_Jouw opdracht_:
Geef het stuk van het begin van de vermeldingen tot en met de regel met "860, 1410, 918]" opnieuw, maar hernoem alsjeblieft "My Points" naar "My Rewards". Laat al het andere ongewijzigd.

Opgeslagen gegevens
※ ※ ※

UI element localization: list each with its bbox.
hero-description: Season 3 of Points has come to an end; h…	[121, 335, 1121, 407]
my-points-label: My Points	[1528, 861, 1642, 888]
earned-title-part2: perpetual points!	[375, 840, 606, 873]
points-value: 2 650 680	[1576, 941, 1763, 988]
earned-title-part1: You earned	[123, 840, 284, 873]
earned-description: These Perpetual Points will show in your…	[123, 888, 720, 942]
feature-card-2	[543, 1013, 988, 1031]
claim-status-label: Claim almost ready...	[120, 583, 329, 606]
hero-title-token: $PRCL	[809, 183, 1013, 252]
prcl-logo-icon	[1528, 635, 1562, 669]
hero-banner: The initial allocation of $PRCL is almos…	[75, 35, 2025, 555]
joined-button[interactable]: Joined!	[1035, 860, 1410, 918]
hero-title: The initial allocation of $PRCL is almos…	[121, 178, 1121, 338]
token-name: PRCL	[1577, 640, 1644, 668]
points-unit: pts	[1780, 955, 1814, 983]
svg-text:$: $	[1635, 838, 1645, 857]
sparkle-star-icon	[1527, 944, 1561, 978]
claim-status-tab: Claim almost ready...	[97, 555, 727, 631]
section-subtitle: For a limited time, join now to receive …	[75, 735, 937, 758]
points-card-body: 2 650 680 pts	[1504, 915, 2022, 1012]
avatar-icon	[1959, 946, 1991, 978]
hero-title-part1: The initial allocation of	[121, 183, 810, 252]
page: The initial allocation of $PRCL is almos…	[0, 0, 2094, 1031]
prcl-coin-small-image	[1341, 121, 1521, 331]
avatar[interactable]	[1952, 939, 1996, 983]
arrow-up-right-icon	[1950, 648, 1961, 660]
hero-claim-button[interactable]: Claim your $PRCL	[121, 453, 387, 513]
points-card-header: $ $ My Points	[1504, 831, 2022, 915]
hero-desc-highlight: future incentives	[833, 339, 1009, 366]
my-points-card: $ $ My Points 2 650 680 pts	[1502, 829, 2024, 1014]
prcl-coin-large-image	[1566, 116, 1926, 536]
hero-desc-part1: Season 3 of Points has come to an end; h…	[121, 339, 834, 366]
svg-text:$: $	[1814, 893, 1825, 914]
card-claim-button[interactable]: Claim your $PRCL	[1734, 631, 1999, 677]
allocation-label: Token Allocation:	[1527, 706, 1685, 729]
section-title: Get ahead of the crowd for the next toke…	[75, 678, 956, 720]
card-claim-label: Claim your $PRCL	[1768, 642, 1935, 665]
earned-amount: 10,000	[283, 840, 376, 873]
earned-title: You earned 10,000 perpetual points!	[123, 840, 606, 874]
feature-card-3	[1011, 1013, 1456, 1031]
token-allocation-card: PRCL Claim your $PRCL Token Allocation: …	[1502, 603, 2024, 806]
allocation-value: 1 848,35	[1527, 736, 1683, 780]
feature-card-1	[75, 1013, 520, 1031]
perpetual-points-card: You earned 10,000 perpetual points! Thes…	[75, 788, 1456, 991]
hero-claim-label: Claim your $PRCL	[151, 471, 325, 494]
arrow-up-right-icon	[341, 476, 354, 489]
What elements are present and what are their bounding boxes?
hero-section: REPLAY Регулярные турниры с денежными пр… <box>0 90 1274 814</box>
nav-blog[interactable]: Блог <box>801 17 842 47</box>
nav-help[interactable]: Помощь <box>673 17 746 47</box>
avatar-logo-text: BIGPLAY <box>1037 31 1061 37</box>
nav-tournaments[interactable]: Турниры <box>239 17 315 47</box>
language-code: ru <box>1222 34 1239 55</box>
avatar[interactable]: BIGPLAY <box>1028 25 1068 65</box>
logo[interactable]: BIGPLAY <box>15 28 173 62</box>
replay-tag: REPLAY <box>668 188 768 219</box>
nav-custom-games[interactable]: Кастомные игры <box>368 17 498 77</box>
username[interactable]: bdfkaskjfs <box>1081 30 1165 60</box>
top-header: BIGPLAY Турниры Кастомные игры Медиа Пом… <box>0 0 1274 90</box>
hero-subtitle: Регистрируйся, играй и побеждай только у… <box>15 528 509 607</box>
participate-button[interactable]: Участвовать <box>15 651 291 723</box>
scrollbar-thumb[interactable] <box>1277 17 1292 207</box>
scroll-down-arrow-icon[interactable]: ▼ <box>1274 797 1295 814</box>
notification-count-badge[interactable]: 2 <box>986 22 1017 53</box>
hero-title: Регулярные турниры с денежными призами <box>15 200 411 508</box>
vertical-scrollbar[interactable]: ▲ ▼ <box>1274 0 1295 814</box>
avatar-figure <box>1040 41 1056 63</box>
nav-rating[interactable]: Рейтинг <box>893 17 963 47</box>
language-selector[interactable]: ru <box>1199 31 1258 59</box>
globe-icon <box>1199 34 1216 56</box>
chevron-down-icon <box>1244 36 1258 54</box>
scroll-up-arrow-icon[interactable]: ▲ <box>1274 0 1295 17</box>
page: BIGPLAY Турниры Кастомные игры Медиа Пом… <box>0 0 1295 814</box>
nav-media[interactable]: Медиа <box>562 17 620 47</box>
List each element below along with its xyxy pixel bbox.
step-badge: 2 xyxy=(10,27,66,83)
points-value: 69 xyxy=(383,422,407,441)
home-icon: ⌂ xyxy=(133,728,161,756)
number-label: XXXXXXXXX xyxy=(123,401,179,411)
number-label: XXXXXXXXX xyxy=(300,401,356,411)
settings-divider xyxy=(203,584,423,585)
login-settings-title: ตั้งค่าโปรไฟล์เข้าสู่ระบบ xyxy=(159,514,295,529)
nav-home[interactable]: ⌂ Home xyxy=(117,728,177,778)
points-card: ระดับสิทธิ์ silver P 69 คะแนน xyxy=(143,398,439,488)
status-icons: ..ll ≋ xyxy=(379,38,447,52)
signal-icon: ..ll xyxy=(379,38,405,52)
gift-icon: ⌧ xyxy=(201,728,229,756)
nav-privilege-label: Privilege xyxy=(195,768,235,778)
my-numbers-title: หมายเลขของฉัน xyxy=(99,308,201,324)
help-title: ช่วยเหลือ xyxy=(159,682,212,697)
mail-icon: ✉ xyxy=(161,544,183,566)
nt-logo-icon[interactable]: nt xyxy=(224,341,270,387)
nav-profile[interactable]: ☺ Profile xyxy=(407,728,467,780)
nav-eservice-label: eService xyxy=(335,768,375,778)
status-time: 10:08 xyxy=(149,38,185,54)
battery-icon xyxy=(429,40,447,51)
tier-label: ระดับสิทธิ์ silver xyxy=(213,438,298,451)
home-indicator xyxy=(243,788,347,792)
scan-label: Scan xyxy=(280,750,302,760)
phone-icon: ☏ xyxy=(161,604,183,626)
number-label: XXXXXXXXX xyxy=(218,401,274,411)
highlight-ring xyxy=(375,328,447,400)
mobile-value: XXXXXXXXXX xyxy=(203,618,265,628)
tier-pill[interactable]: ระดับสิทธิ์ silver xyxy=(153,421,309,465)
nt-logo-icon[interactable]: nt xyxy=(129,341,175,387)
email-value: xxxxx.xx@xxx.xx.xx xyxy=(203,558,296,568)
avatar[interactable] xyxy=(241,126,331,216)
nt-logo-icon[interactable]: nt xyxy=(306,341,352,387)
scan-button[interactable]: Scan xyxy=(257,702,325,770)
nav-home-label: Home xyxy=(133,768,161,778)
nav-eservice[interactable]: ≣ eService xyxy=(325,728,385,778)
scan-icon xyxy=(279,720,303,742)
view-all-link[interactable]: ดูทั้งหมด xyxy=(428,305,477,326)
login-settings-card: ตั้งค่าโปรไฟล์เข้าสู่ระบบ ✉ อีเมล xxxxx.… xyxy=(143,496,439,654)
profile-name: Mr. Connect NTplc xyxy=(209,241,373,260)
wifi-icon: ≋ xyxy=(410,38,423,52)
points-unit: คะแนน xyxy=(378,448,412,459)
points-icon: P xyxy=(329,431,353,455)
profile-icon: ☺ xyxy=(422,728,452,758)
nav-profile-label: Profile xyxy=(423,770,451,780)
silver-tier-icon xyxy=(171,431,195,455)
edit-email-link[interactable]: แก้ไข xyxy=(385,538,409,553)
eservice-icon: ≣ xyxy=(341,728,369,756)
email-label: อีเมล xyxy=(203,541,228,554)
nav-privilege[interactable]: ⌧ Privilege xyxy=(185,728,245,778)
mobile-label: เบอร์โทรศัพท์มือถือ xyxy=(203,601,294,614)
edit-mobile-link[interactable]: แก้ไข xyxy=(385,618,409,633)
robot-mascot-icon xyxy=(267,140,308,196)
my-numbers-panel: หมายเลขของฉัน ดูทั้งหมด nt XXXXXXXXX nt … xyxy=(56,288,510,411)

※ ※ ※

_Resultaat oefening_:
UI element localization: list each with its bbox.
hero-description: Season 3 of Points has come to an end; h…	[121, 335, 1121, 407]
my-points-label: My Rewards	[1528, 861, 1642, 888]
earned-title-part2: perpetual points!	[375, 840, 606, 873]
points-value: 2 650 680	[1576, 941, 1763, 988]
earned-title-part1: You earned	[123, 840, 284, 873]
earned-description: These Perpetual Points will show in your…	[123, 888, 720, 942]
feature-card-2	[543, 1013, 988, 1031]
claim-status-label: Claim almost ready...	[120, 583, 329, 606]
hero-title-token: $PRCL	[809, 183, 1013, 252]
prcl-logo-icon	[1528, 635, 1562, 669]
hero-banner: The initial allocation of $PRCL is almos…	[75, 35, 2025, 555]
joined-button[interactable]: Joined!	[1035, 860, 1410, 918]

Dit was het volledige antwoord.